## Extract

HTTP is the request reply kind of architecture between client and server, pretty much the entire web runs on HTTP. HTTP2 does some of the improvements on the deficiencies of HTTP like it can do multiple requests over a single connection. Then we have WebSocket which is fully bi-directional connected communication between client and server so it would be good to know some of the differences between them and some of the inner workings.
IPv4(Internet Protocol Version 4) has 32-bit addresses and IPv6 has 128-bit addresses. IPv6 is often referred to as the next generation Internet standard and has been under development since the mid-1990s. IPv6 was born out of concern that the demand for IP addresses would exceed the available supply. IPv4 can only support total of 2^32 addresses, we are running out of IPv4 addresses so the world is migrating towards IPv6 and it’s good to know some of the details around that and also how does the IP routing works.
Both TCP and UDP are protocols used for sending bits of data — known as packets — over the Internet. TCP is connection oriented reliable connection while UDP is unreliable connection so if you are sending some document then TCP is preferable, if you’re doing streaming of video then you are better off using UDP.
TCP/IP is a suite of protocols used by devices to communicate over the Internet and most local networks. It is named after two of it’s original protocols—the Transmission Control Protocol (TCP) and the Internet Protocol (IP). There are four layers of TCP/IP model and it’s good to know what each layer does.
It’s Domain Name Server lookup, so if you type www.google.com in your browser, the request goes to the DNS which does a translation of this address into an IP address so it’s good to know how that how it work and what is the hierarchy around them, how they do caching.
HTTP and TLS
TLS is transport layer security so it is used to secure communication between client and server both in terms of privacy and data integrity and when used with HTTP it pretty much becomes HTTPS. Next is public key infrastructure, which is used to manage your public key and your digital certificates. Certificate authority is a trusted entity which tells you if the public key is from the correct party. e.g. if you type www.google.com in a browser and if this is going over HTTPS then you will get a public key back and certificate authority tells you that this public key is definitely coming from Google and not coming from a third party who has had between you and Google.
Symmetric and Asymmetric encryption
Asymmetric encryption is computationally more expensive so it should be used to send small amount of data. Preferably use a symmetric key otherwise. An example of asymmetric encryption is public private key encryption while example of symmetric encryption is AES.

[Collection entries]
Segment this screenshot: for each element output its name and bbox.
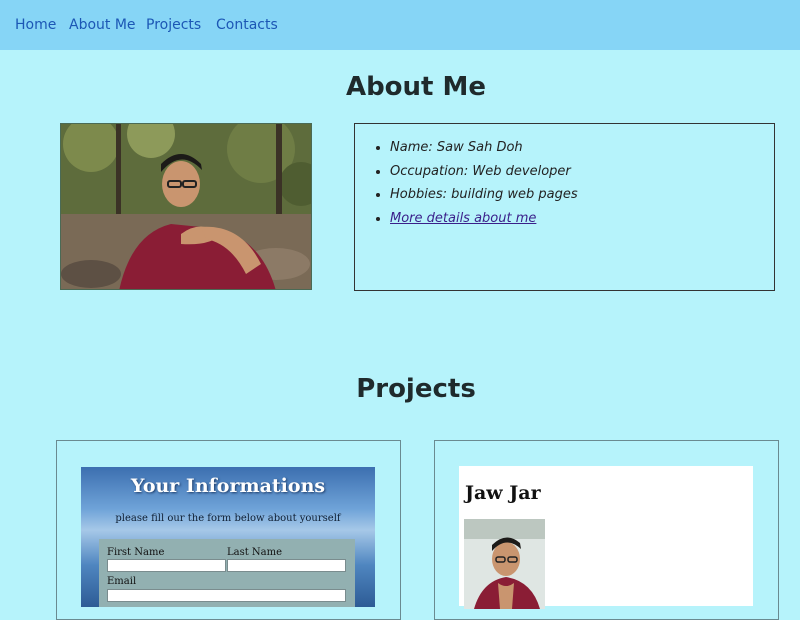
about-details-list: Name: Saw Sah Doh Occupation: Web develo… bbox=[355, 124, 774, 232]
about-section-title: About Me bbox=[345, 72, 487, 102]
email-label: Email bbox=[107, 576, 137, 587]
about-more-item: More details about me bbox=[390, 209, 774, 233]
navbar: Home About Me Projects Contacts bbox=[0, 0, 800, 50]
last-name-label: Last Name bbox=[227, 547, 283, 558]
first-name-field[interactable] bbox=[107, 559, 226, 572]
nav-projects-link[interactable]: Projects bbox=[146, 17, 201, 33]
nav-contacts-link[interactable]: Contacts bbox=[216, 17, 278, 33]
form-preview-subtitle: please fill our the form below about you… bbox=[115, 513, 341, 524]
nav-about-link[interactable]: About Me bbox=[69, 17, 136, 33]
form-project-preview[interactable]: Your Informations please fill our the fo… bbox=[81, 467, 375, 607]
projects-section-title: Projects bbox=[356, 374, 476, 404]
first-name-label: First Name bbox=[107, 547, 165, 558]
form-preview-panel: First Name Last Name Email bbox=[99, 539, 355, 607]
profile-preview-illustration bbox=[464, 519, 545, 609]
profile-photo-illustration bbox=[61, 124, 311, 289]
about-occupation-item: Occupation: Web developer bbox=[390, 162, 774, 186]
about-details-box: Name: Saw Sah Doh Occupation: Web develo… bbox=[354, 123, 775, 291]
nav-home-link[interactable]: Home bbox=[15, 17, 56, 33]
about-hobbies-item: Hobbies: building web pages bbox=[390, 185, 774, 209]
last-name-field[interactable] bbox=[227, 559, 346, 572]
more-details-link[interactable]: More details about me bbox=[390, 211, 536, 226]
email-field[interactable] bbox=[107, 589, 346, 602]
profile-photo bbox=[60, 123, 312, 290]
profile-preview-name: Jaw Jar bbox=[465, 482, 541, 504]
profile-preview-photo bbox=[464, 519, 545, 609]
form-preview-title: Your Informations bbox=[130, 475, 326, 497]
profile-project-preview[interactable]: Jaw Jar bbox=[459, 466, 753, 609]
about-name-item: Name: Saw Sah Doh bbox=[390, 138, 774, 162]
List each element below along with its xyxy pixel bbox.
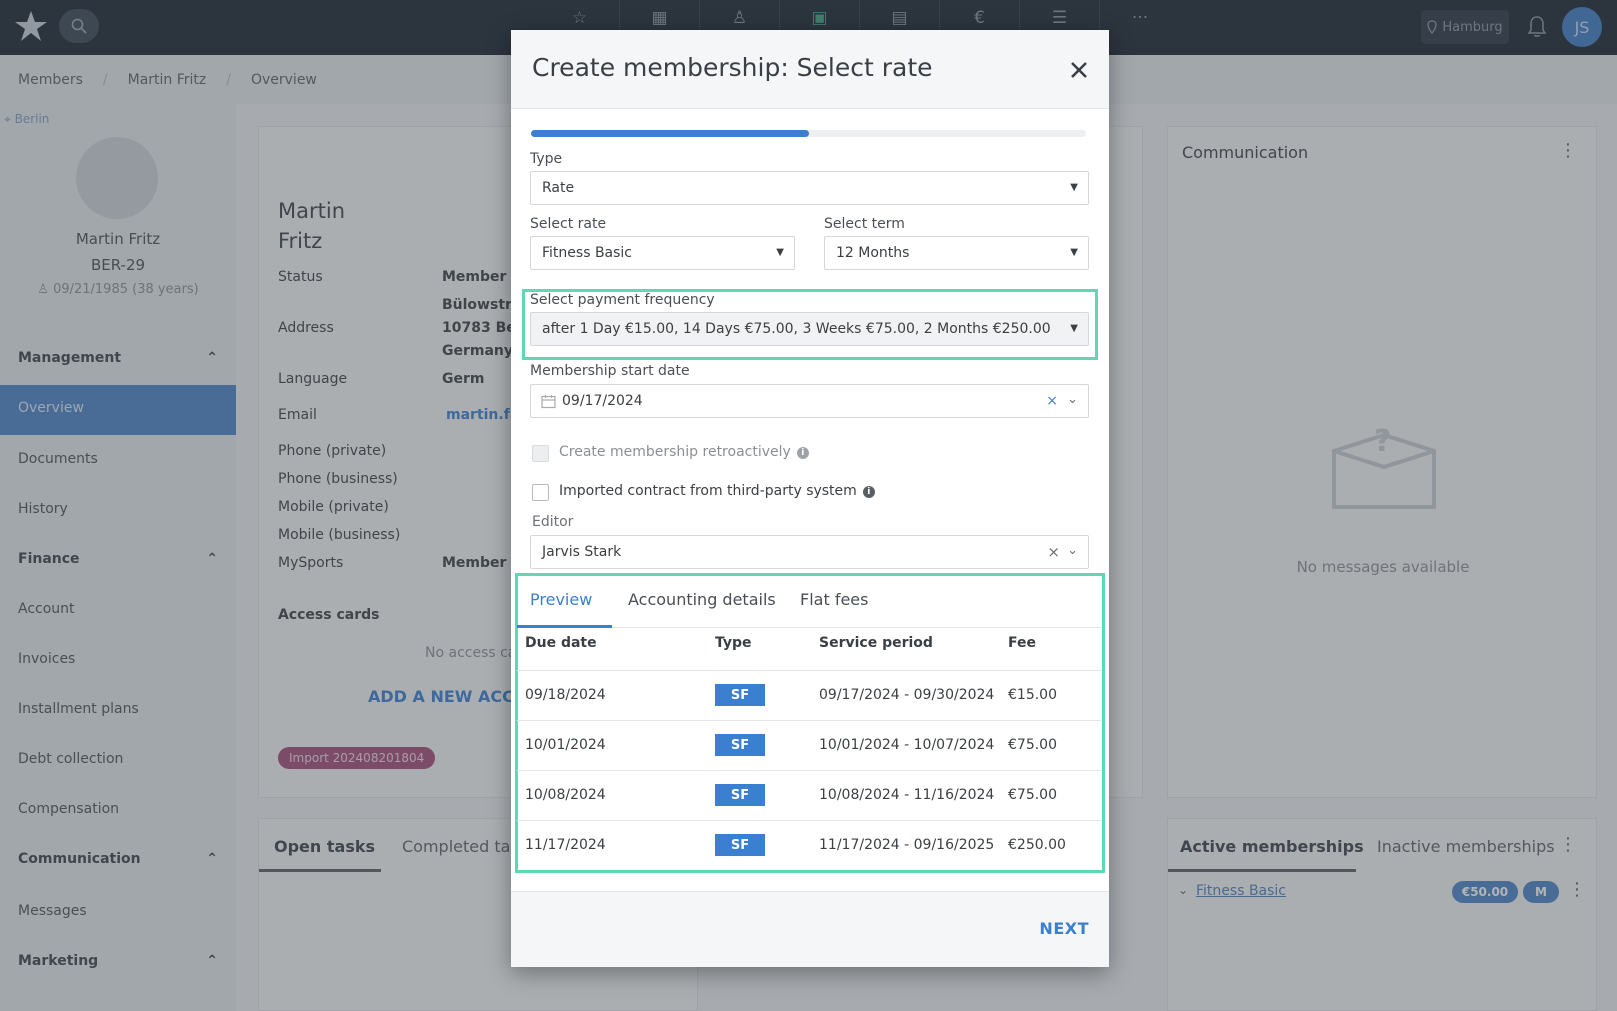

## Exercise details
Can you repeat the networking extract word for word, starting at "Both TCP and" and ending at "each layer does."?

## Written response
Both TCP and UDP are protocols used for sending bits of data — known as packets — over the Internet. TCP is connection oriented reliable connection while UDP is unreliable connection so if you are sending some document then TCP is preferable, if you’re doing streaming of video then you are better off using UDP.
TCP/IP is a suite of protocols used by devices to communicate over the Internet and most local networks. It is named after two of it’s original protocols—the Transmission Control Protocol (TCP) and the Internet Protocol (IP). There are four layers of TCP/IP model and it’s good to know what each layer does.